### SOURCE DATA

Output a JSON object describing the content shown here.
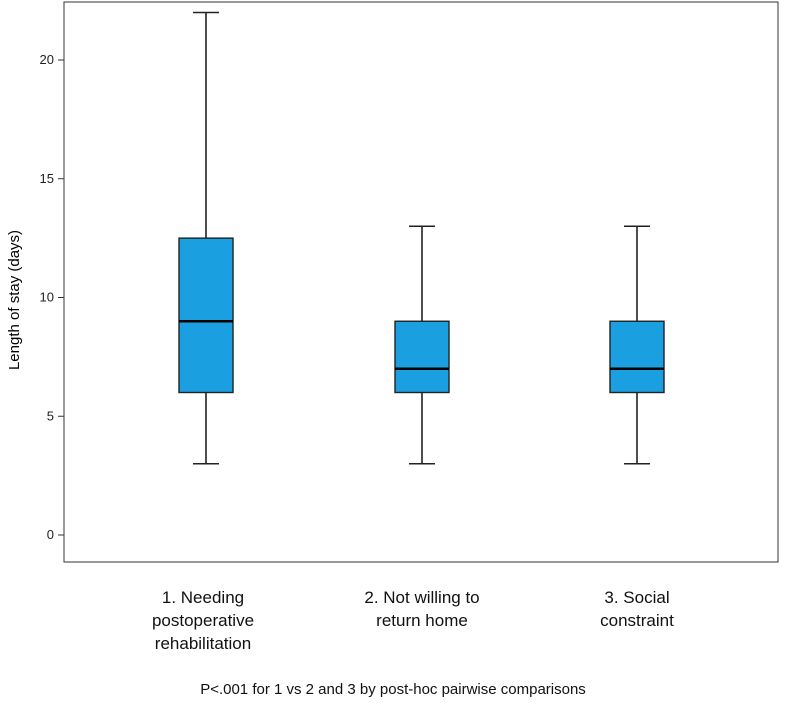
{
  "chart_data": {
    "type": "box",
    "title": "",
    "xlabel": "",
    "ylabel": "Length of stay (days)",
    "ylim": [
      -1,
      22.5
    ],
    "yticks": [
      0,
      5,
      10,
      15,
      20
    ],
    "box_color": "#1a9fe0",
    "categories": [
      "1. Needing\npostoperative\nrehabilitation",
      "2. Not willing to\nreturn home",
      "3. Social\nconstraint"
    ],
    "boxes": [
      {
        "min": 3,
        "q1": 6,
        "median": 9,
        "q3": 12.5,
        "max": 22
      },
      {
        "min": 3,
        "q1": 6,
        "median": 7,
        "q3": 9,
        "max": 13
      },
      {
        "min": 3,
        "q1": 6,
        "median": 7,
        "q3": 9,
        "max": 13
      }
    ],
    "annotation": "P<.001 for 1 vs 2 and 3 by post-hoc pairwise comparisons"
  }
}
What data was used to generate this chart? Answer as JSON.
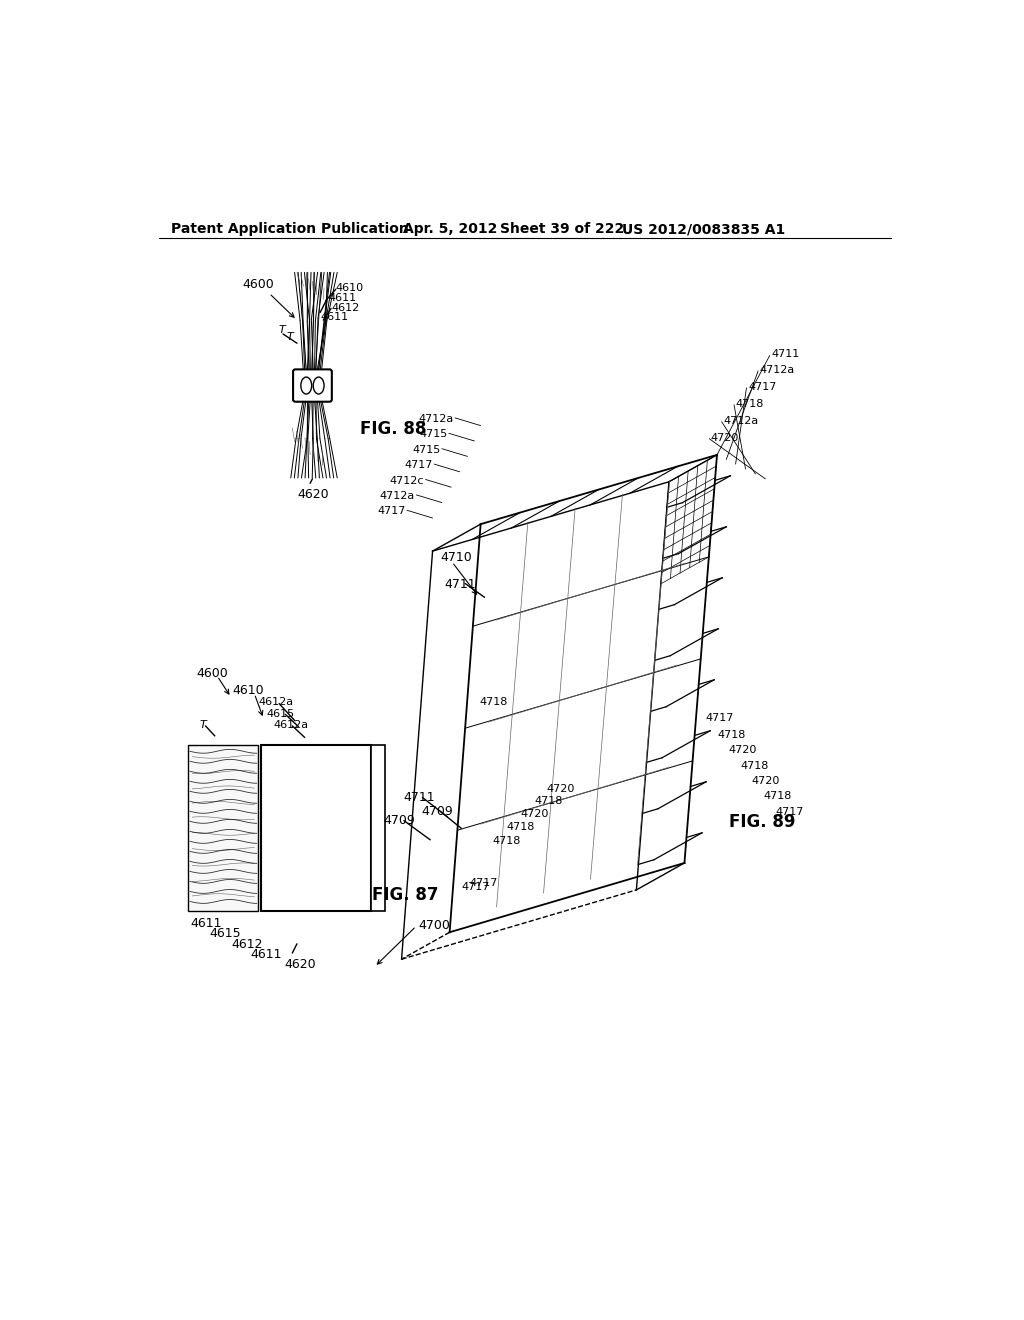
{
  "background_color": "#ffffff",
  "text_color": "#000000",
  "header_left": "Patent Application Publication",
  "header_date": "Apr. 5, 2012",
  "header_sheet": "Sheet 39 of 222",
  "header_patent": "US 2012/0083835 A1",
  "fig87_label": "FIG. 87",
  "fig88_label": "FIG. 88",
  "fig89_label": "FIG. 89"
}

######

Write out all the entries exactly, except for the pictures.

**TASK RESULT**
Output a JSON object describing the content shown here.
{
  "chart_data": {
    "type": "box",
    "title": "",
    "xlabel": "",
    "ylabel": "Length of stay (days)",
    "ylim": [
      -1,
      22.5
    ],
    "yticks": [
      0,
      5,
      10,
      15,
      20
    ],
    "box_color": "#1a9fe0",
    "categories": [
      "1. Needing\npostoperative\nrehabilitation",
      "2. Not willing to\nreturn home",
      "3. Social\nconstraint"
    ],
    "boxes": [
      {
        "min": 3,
        "q1": 6,
        "median": 9,
        "q3": 12.5,
        "max": 22
      },
      {
        "min": 3,
        "q1": 6,
        "median": 7,
        "q3": 9,
        "max": 13
      },
      {
        "min": 3,
        "q1": 6,
        "median": 7,
        "q3": 9,
        "max": 13
      }
    ],
    "annotation": "P<.001 for 1 vs 2 and 3 by post-hoc pairwise comparisons"
  }
}
What data was used to generate this chart? Answer as JSON.
{
  "background_color": "#ffffff",
  "text_color": "#000000",
  "header_left": "Patent Application Publication",
  "header_date": "Apr. 5, 2012",
  "header_sheet": "Sheet 39 of 222",
  "header_patent": "US 2012/0083835 A1",
  "fig87_label": "FIG. 87",
  "fig88_label": "FIG. 88",
  "fig89_label": "FIG. 89"
}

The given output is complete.